◆ **Instructions for the task**
Scan the data beneath this task and copy each line that includes "Size".

Items from a data source

☆ ☆ ☆

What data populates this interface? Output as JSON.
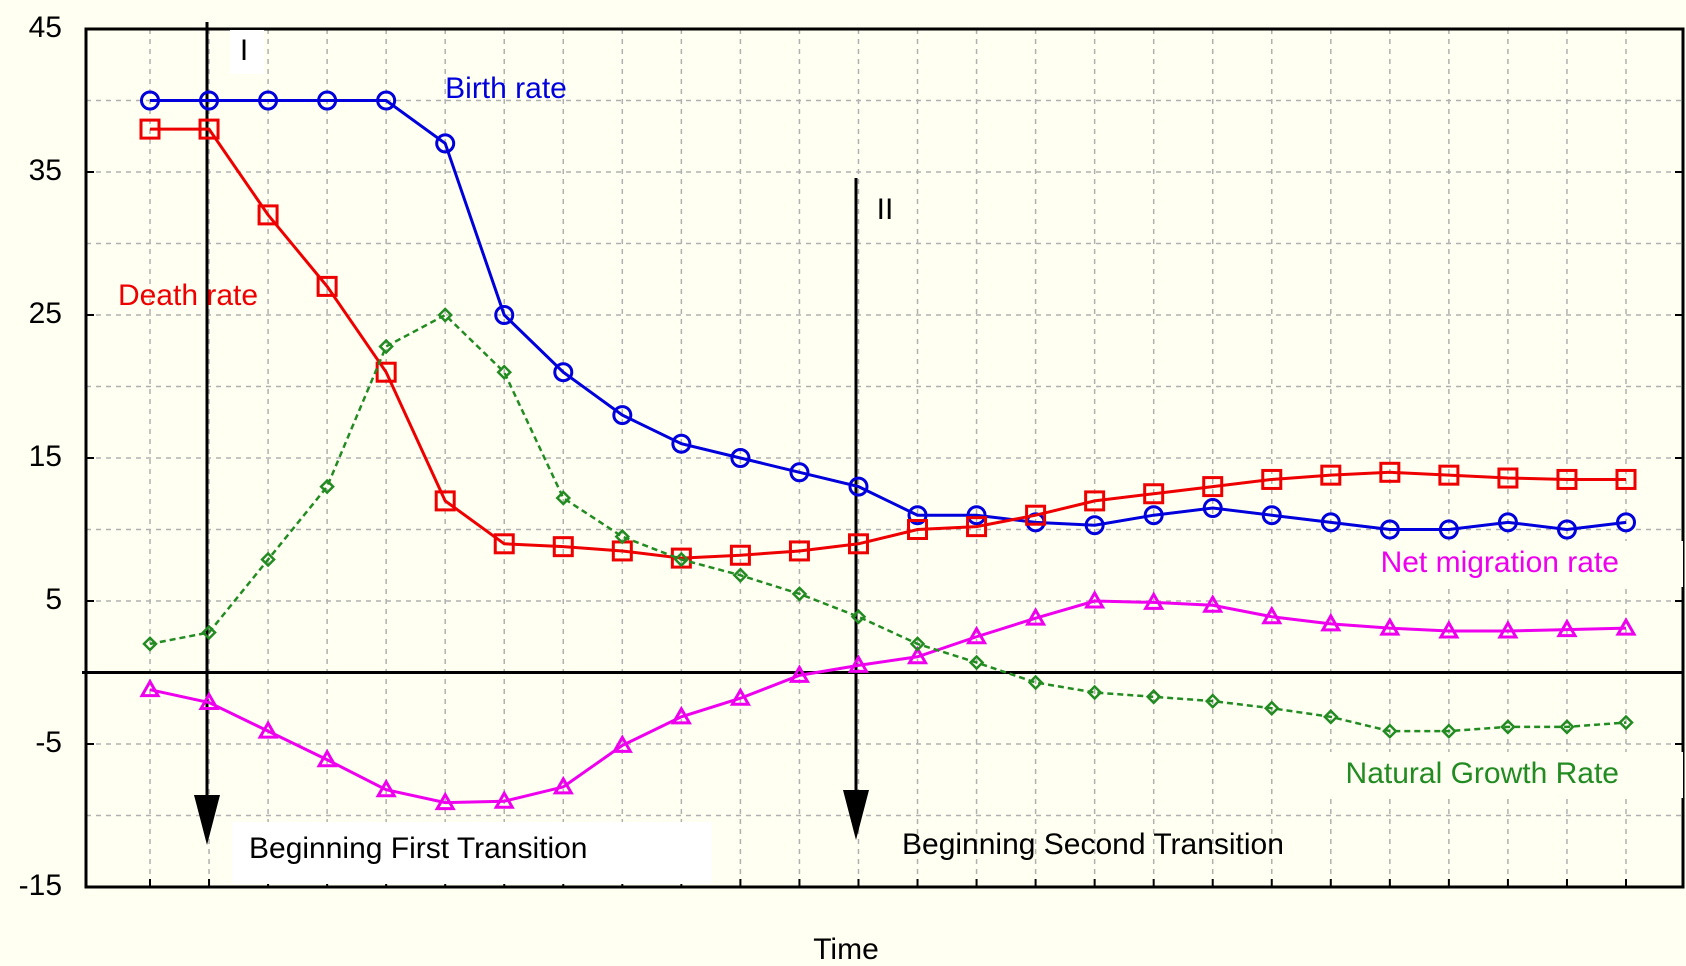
{
  "chart_data": {
    "type": "line",
    "x_label": "Time",
    "categories": [
      null,
      null,
      null,
      null,
      null,
      null,
      null,
      null,
      null,
      null,
      null,
      null,
      null,
      null,
      null,
      null,
      null,
      null,
      null,
      null,
      null,
      null,
      null,
      null,
      null,
      null
    ],
    "series": [
      {
        "name": "Birth rate",
        "color": "#0000dd",
        "marker": "circle",
        "dashed": false,
        "values": [
          40,
          40,
          40,
          40,
          40,
          37,
          25,
          21,
          18,
          16,
          15,
          14,
          13,
          11,
          11,
          10.5,
          10.3,
          11,
          11.5,
          11,
          10.5,
          10,
          10,
          10.5,
          10,
          10.5
        ]
      },
      {
        "name": "Death rate",
        "color": "#ee0000",
        "marker": "square",
        "dashed": false,
        "values": [
          38,
          38,
          32,
          27,
          21,
          12,
          9,
          8.8,
          8.5,
          8,
          8.2,
          8.5,
          9,
          10,
          10.2,
          11,
          12,
          12.5,
          13,
          13.5,
          13.8,
          14,
          13.8,
          13.6,
          13.5,
          13.5
        ]
      },
      {
        "name": "Net migration rate",
        "color": "#ee00ee",
        "marker": "triangle",
        "dashed": false,
        "values": [
          -1.2,
          -2.1,
          -4.1,
          -6.1,
          -8.2,
          -9.1,
          -9,
          -8,
          -5.1,
          -3.1,
          -1.8,
          -0.2,
          0.5,
          1.1,
          2.5,
          3.8,
          5,
          4.9,
          4.7,
          3.9,
          3.4,
          3.1,
          2.9,
          2.9,
          3,
          3.1
        ]
      },
      {
        "name": "Natural Growth Rate",
        "color": "#228b22",
        "marker": "diamond",
        "dashed": true,
        "values": [
          2,
          2.8,
          7.9,
          13,
          22.8,
          25,
          21,
          12.2,
          9.5,
          7.9,
          6.8,
          5.5,
          3.9,
          2,
          0.7,
          -0.7,
          -1.4,
          -1.7,
          -2,
          -2.5,
          -3.1,
          -4.1,
          -4.1,
          -3.8,
          -3.8,
          -3.5
        ]
      }
    ],
    "annotations": [
      "I",
      "II",
      "Beginning First Transition",
      "Beginning Second Transition"
    ],
    "ylim": [
      -15,
      45
    ],
    "yticks": [
      -15,
      -5,
      5,
      15,
      25,
      35,
      45
    ],
    "y_minor_ticks": [
      -10,
      0,
      10,
      20,
      30,
      40
    ],
    "grid": true
  }
}
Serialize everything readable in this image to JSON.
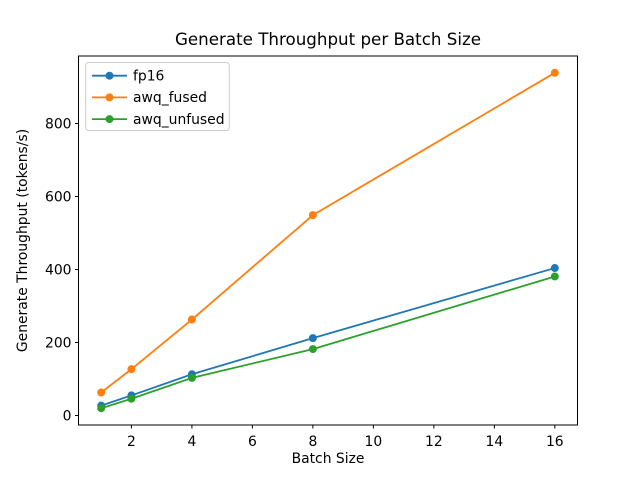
{
  "figure": {
    "background": "#ffffff"
  },
  "chart_data": {
    "type": "line",
    "title": "Generate Throughput per Batch Size",
    "xlabel": "Batch Size",
    "ylabel": "Generate Throughput (tokens/s)",
    "x": [
      1,
      2,
      4,
      8,
      16
    ],
    "series": [
      {
        "name": "fp16",
        "color": "#1f77b4",
        "values": [
          27,
          55,
          113,
          212,
          404
        ]
      },
      {
        "name": "awq_fused",
        "color": "#ff7f0e",
        "values": [
          63,
          127,
          263,
          549,
          939
        ]
      },
      {
        "name": "awq_unfused",
        "color": "#2ca02c",
        "values": [
          20,
          46,
          103,
          182,
          381
        ]
      }
    ],
    "xlim": [
      0.25,
      16.75
    ],
    "ylim": [
      -26,
      985
    ],
    "xticks": [
      2,
      4,
      6,
      8,
      10,
      12,
      14,
      16
    ],
    "yticks": [
      0,
      200,
      400,
      600,
      800
    ],
    "grid": false,
    "legend_position": "upper left",
    "marker": "o",
    "line_style": "solid",
    "axis_color": "#000000",
    "legend_border_color": "#cccccc",
    "legend_background": "#ffffff"
  }
}
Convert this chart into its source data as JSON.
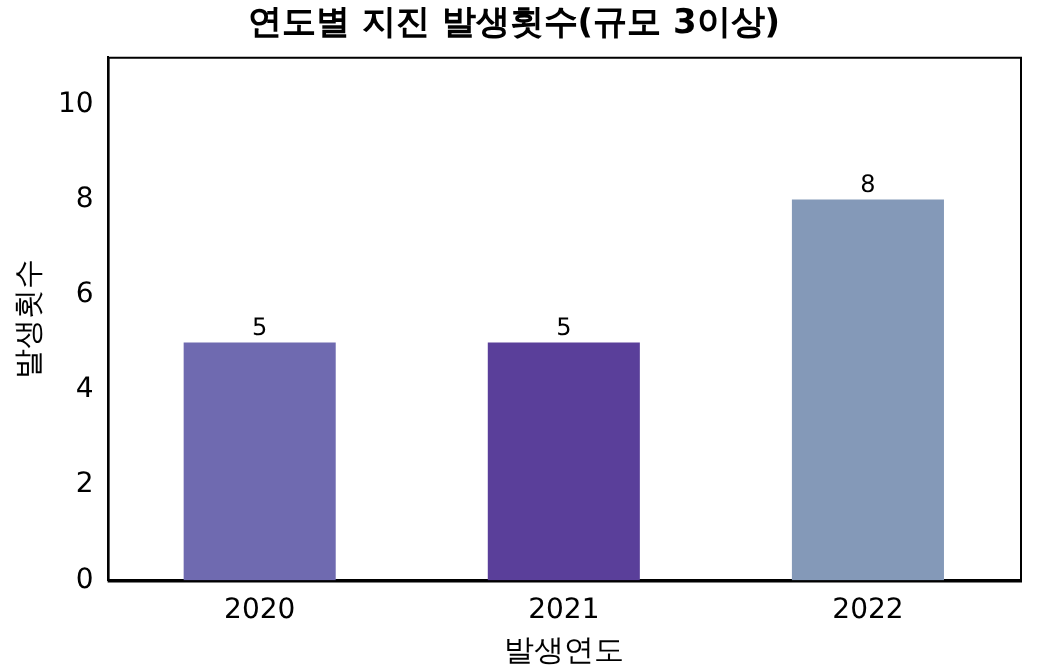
{
  "chart_data": {
    "type": "bar",
    "title": "연도별 지진 발생횟수(규모 3이상)",
    "xlabel": "발생연도",
    "ylabel": "발생횟수",
    "categories": [
      "2020",
      "2021",
      "2022"
    ],
    "values": [
      5,
      5,
      8
    ],
    "colors": [
      "#6f6ab0",
      "#5a3f9a",
      "#8499b8"
    ],
    "ylim": [
      0,
      11
    ],
    "yticks": [
      0,
      2,
      4,
      6,
      8,
      10
    ],
    "grid": false,
    "legend": false,
    "data_labels": true
  }
}
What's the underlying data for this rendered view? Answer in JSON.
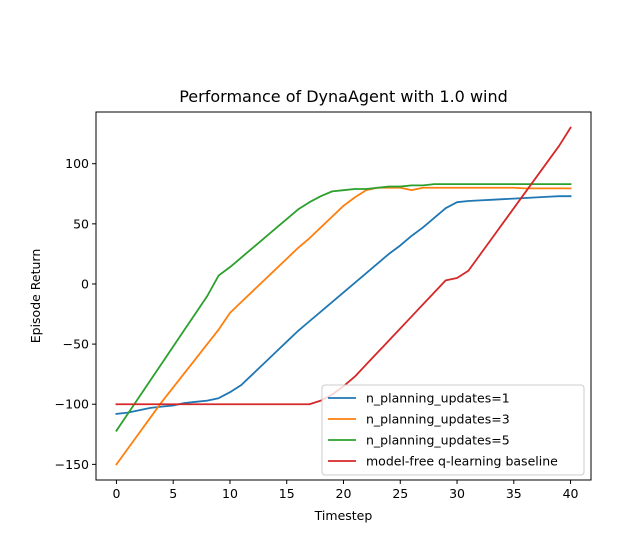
{
  "chart_data": {
    "type": "line",
    "title": "Performance of DynaAgent with 1.0 wind",
    "xlabel": "Timestep",
    "ylabel": "Episode Return",
    "xlim": [
      -1.8,
      41.8
    ],
    "ylim": [
      -163,
      143
    ],
    "xticks": [
      0,
      5,
      10,
      15,
      20,
      25,
      30,
      35,
      40
    ],
    "yticks": [
      -150,
      -100,
      -50,
      0,
      50,
      100
    ],
    "grid": false,
    "legend_position": "lower-right",
    "series": [
      {
        "name": "n_planning_updates=1",
        "color": "#1f77b4",
        "x": [
          0,
          1,
          2,
          3,
          4,
          5,
          6,
          7,
          8,
          9,
          10,
          11,
          12,
          13,
          14,
          15,
          16,
          17,
          18,
          19,
          20,
          21,
          22,
          23,
          24,
          25,
          26,
          27,
          28,
          29,
          30,
          31,
          32,
          33,
          34,
          35,
          36,
          37,
          38,
          39,
          40
        ],
        "y": [
          -108,
          -107,
          -105,
          -103,
          -102,
          -101,
          -99,
          -98,
          -97,
          -95,
          -90,
          -84,
          -75,
          -66,
          -57,
          -48,
          -39,
          -31,
          -23,
          -15,
          -7,
          1,
          9,
          17,
          25,
          32,
          40,
          47,
          55,
          63,
          68,
          69,
          69.5,
          70,
          70.5,
          71,
          71.5,
          72,
          72.5,
          73,
          73
        ]
      },
      {
        "name": "n_planning_updates=3",
        "color": "#ff7f0e",
        "x": [
          0,
          1,
          2,
          3,
          4,
          5,
          6,
          7,
          8,
          9,
          10,
          11,
          12,
          13,
          14,
          15,
          16,
          17,
          18,
          19,
          20,
          21,
          22,
          23,
          24,
          25,
          26,
          27,
          28,
          29,
          30,
          31,
          32,
          33,
          34,
          35,
          36,
          37,
          38,
          39,
          40
        ],
        "y": [
          -150,
          -137,
          -124,
          -111,
          -98,
          -86,
          -74,
          -62,
          -50,
          -38,
          -24,
          -15,
          -6,
          3,
          12,
          21,
          30,
          38,
          47,
          56,
          65,
          72,
          78,
          80,
          80,
          80,
          78,
          80,
          80,
          80,
          80,
          80,
          80,
          80,
          80,
          80,
          79.5,
          79.5,
          79.5,
          79.5,
          79.5
        ]
      },
      {
        "name": "n_planning_updates=5",
        "color": "#2ca02c",
        "x": [
          0,
          1,
          2,
          3,
          4,
          5,
          6,
          7,
          8,
          9,
          10,
          11,
          12,
          13,
          14,
          15,
          16,
          17,
          18,
          19,
          20,
          21,
          22,
          23,
          24,
          25,
          26,
          27,
          28,
          29,
          30,
          31,
          32,
          33,
          34,
          35,
          36,
          37,
          38,
          39,
          40
        ],
        "y": [
          -122,
          -108,
          -94,
          -80,
          -66,
          -52,
          -38,
          -24,
          -10,
          7,
          14,
          22,
          30,
          38,
          46,
          54,
          62,
          68,
          73,
          77,
          78,
          79,
          79,
          80,
          81,
          81,
          82,
          82,
          83,
          83,
          83,
          83,
          83,
          83,
          83,
          83,
          83,
          83,
          83,
          83,
          83
        ]
      },
      {
        "name": "model-free q-learning baseline",
        "color": "#d62728",
        "x": [
          0,
          1,
          2,
          3,
          4,
          5,
          6,
          7,
          8,
          9,
          10,
          11,
          12,
          13,
          14,
          15,
          16,
          17,
          18,
          19,
          20,
          21,
          22,
          23,
          24,
          25,
          26,
          27,
          28,
          29,
          30,
          31,
          32,
          33,
          34,
          35,
          36,
          37,
          38,
          39,
          40
        ],
        "y": [
          -100,
          -100,
          -100,
          -100,
          -100,
          -100,
          -100,
          -100,
          -100,
          -100,
          -100,
          -100,
          -100,
          -100,
          -100,
          -100,
          -100,
          -100,
          -97,
          -92,
          -85,
          -77,
          -67,
          -57,
          -47,
          -37,
          -27,
          -17,
          -7,
          3,
          5,
          11,
          24,
          37,
          50,
          63,
          76,
          89,
          102,
          115,
          130
        ]
      }
    ]
  }
}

☆ ☆ ☆

◆ **Answer for the task**
    "title": "Generate Throughput per Batch Size",
    "xlabel": "Batch Size",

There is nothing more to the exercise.